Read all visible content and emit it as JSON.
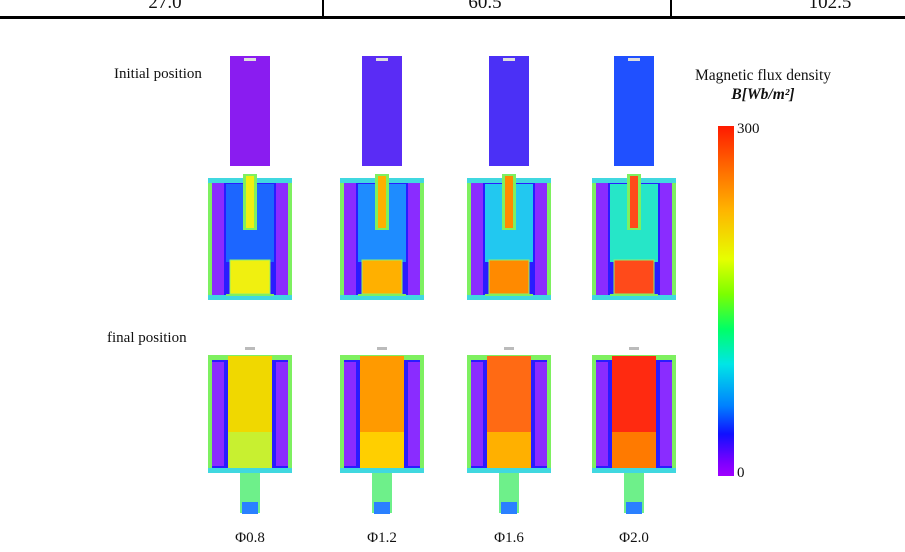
{
  "table_row": {
    "cells": [
      "27.0",
      "60.5",
      "102.5"
    ]
  },
  "labels": {
    "initial": "Initial position",
    "final": "final position"
  },
  "captions": [
    "Φ0.8",
    "Φ1.2",
    "Φ1.6",
    "Φ2.0"
  ],
  "legend": {
    "title": "Magnetic flux density",
    "unit": "B[Wb/m²]",
    "max": "300",
    "min": "0"
  },
  "colors": {
    "initial_rod": [
      "#8a1cf0",
      "#5a2cf5",
      "#4b30f6",
      "#2050ff"
    ],
    "initial_core": [
      "#f0f010",
      "#ffb000",
      "#ff8a00",
      "#ff4a1a"
    ],
    "initial_inner": [
      "#1c66ff",
      "#1e8cff",
      "#22c8f0",
      "#26e6c8"
    ],
    "final_core": [
      "#f0d800",
      "#ff9a00",
      "#ff6a14",
      "#ff2a10"
    ],
    "final_lower": [
      "#c8f030",
      "#ffcf00",
      "#ffb000",
      "#ff7a00"
    ]
  }
}
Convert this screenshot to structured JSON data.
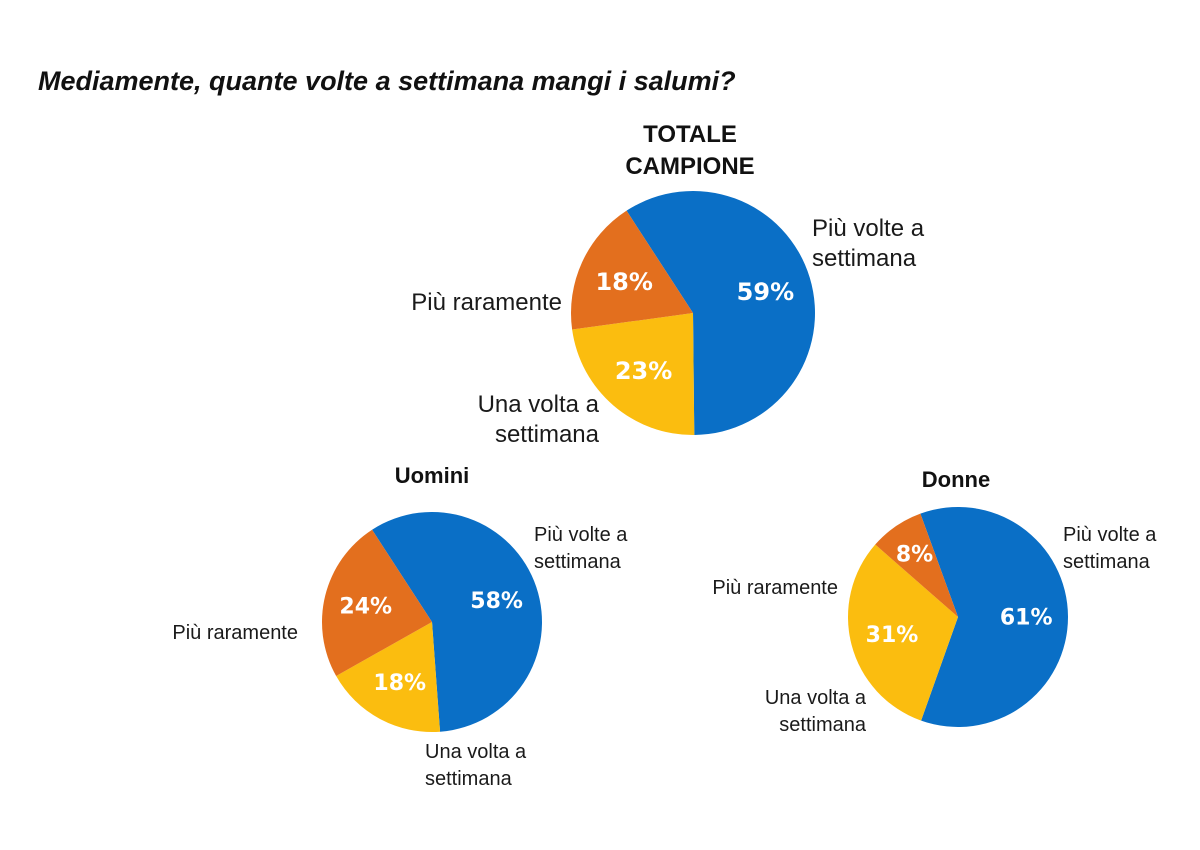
{
  "title": "Mediamente, quante volte a settimana mangi i salumi?",
  "colors": {
    "piu_volte": "#0a6fc6",
    "una_volta": "#fbbd0f",
    "piu_raramente": "#e36f1e"
  },
  "chart_data": [
    {
      "type": "pie",
      "title_lines": [
        "TOTALE",
        "CAMPIONE"
      ],
      "slices": [
        {
          "key": "piu_volte",
          "label_lines": [
            "Più volte a",
            "settimana"
          ],
          "value": 59,
          "value_label": "59%"
        },
        {
          "key": "una_volta",
          "label_lines": [
            "Una volta a",
            "settimana"
          ],
          "value": 23,
          "value_label": "23%"
        },
        {
          "key": "piu_raramente",
          "label_lines": [
            "Più raramente"
          ],
          "value": 18,
          "value_label": "18%"
        }
      ]
    },
    {
      "type": "pie",
      "title_lines": [
        "Uomini"
      ],
      "slices": [
        {
          "key": "piu_volte",
          "label_lines": [
            "Più volte a",
            "settimana"
          ],
          "value": 58,
          "value_label": "58%"
        },
        {
          "key": "una_volta",
          "label_lines": [
            "Una volta a",
            "settimana"
          ],
          "value": 18,
          "value_label": "18%"
        },
        {
          "key": "piu_raramente",
          "label_lines": [
            "Più raramente"
          ],
          "value": 24,
          "value_label": "24%"
        }
      ]
    },
    {
      "type": "pie",
      "title_lines": [
        "Donne"
      ],
      "slices": [
        {
          "key": "piu_volte",
          "label_lines": [
            "Più volte a",
            "settimana"
          ],
          "value": 61,
          "value_label": "61%"
        },
        {
          "key": "una_volta",
          "label_lines": [
            "Una volta a",
            "settimana"
          ],
          "value": 31,
          "value_label": "31%"
        },
        {
          "key": "piu_raramente",
          "label_lines": [
            "Più raramente"
          ],
          "value": 8,
          "value_label": "8%"
        }
      ]
    }
  ]
}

◆ ◆ ◆ ◆ ◆

The exercise: Extract every line that has the string "JSON" in it.

Full answer:
Read all visible content and emit it as JSON.
Convert this screenshot to structured JSON data.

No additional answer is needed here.